• Task goal: Scan the data below. Pull out each line where "Open" occurs.

Entries with figure data
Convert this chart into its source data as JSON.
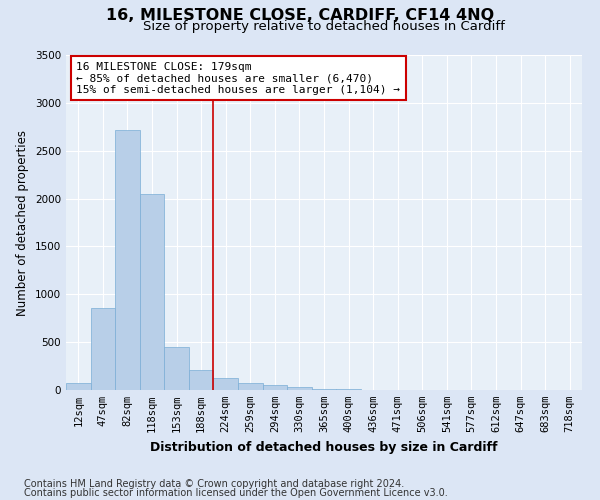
{
  "title": "16, MILESTONE CLOSE, CARDIFF, CF14 4NQ",
  "subtitle": "Size of property relative to detached houses in Cardiff",
  "xlabel": "Distribution of detached houses by size in Cardiff",
  "ylabel": "Number of detached properties",
  "categories": [
    "12sqm",
    "47sqm",
    "82sqm",
    "118sqm",
    "153sqm",
    "188sqm",
    "224sqm",
    "259sqm",
    "294sqm",
    "330sqm",
    "365sqm",
    "400sqm",
    "436sqm",
    "471sqm",
    "506sqm",
    "541sqm",
    "577sqm",
    "612sqm",
    "647sqm",
    "683sqm",
    "718sqm"
  ],
  "values": [
    70,
    860,
    2720,
    2050,
    450,
    210,
    130,
    70,
    55,
    30,
    10,
    10,
    5,
    2,
    1,
    0,
    0,
    0,
    0,
    0,
    0
  ],
  "bar_color": "#b8cfe8",
  "bar_edge_color": "#7aaed6",
  "vline_x": 5.5,
  "vline_color": "#cc0000",
  "annotation_line1": "16 MILESTONE CLOSE: 179sqm",
  "annotation_line2": "← 85% of detached houses are smaller (6,470)",
  "annotation_line3": "15% of semi-detached houses are larger (1,104) →",
  "annotation_box_color": "#cc0000",
  "ylim": [
    0,
    3500
  ],
  "yticks": [
    0,
    500,
    1000,
    1500,
    2000,
    2500,
    3000,
    3500
  ],
  "footer_line1": "Contains HM Land Registry data © Crown copyright and database right 2024.",
  "footer_line2": "Contains public sector information licensed under the Open Government Licence v3.0.",
  "background_color": "#dce6f5",
  "plot_bg_color": "#e8f0f8",
  "title_fontsize": 11.5,
  "subtitle_fontsize": 9.5,
  "tick_fontsize": 7.5,
  "ylabel_fontsize": 8.5,
  "xlabel_fontsize": 9,
  "footer_fontsize": 7,
  "annotation_fontsize": 8
}
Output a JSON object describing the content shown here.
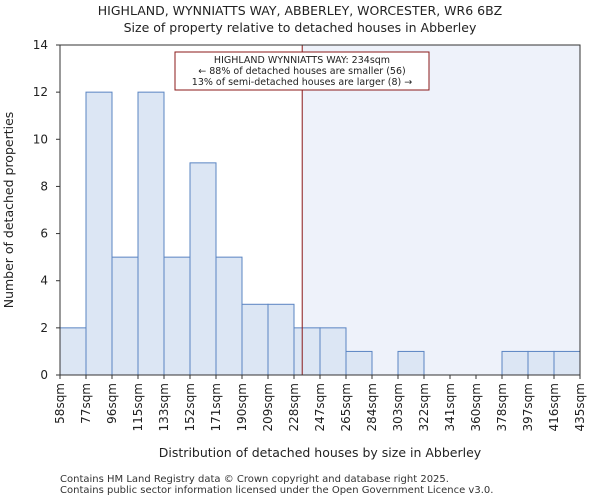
{
  "chart_data": {
    "type": "histogram",
    "title": "HIGHLAND, WYNNIATTS WAY, ABBERLEY, WORCESTER, WR6 6BZ",
    "subtitle": "Size of property relative to detached houses in Abberley",
    "xlabel": "Distribution of detached houses by size in Abberley",
    "ylabel": "Number of detached properties",
    "categories": [
      "58sqm",
      "77sqm",
      "96sqm",
      "115sqm",
      "133sqm",
      "152sqm",
      "171sqm",
      "190sqm",
      "209sqm",
      "228sqm",
      "247sqm",
      "265sqm",
      "284sqm",
      "303sqm",
      "322sqm",
      "341sqm",
      "360sqm",
      "378sqm",
      "397sqm",
      "416sqm",
      "435sqm"
    ],
    "values": [
      2,
      12,
      5,
      12,
      5,
      9,
      5,
      3,
      3,
      2,
      2,
      1,
      0,
      1,
      0,
      0,
      0,
      1,
      1,
      1
    ],
    "ylim": [
      0,
      14
    ],
    "yticks": [
      0,
      2,
      4,
      6,
      8,
      10,
      12,
      14
    ],
    "marker": {
      "value_sqm": 234,
      "line_color": "#8b1a1a",
      "label_lines": [
        "HIGHLAND WYNNIATTS WAY: 234sqm",
        "← 88% of detached houses are smaller (56)",
        "13% of semi-detached houses are larger (8) →"
      ]
    },
    "bar_fill": "#dce6f4",
    "bar_stroke": "#5a84c2",
    "highlight_fill": "#eef2fa"
  },
  "footer": {
    "line1": "Contains HM Land Registry data © Crown copyright and database right 2025.",
    "line2": "Contains public sector information licensed under the Open Government Licence v3.0."
  }
}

• Result below:
  "footer_line2": "Contains public sector information licensed under the Open Government Licence v3.0.",
    "line2": "Contains public sector information licensed under the Open Government Licence v3.0."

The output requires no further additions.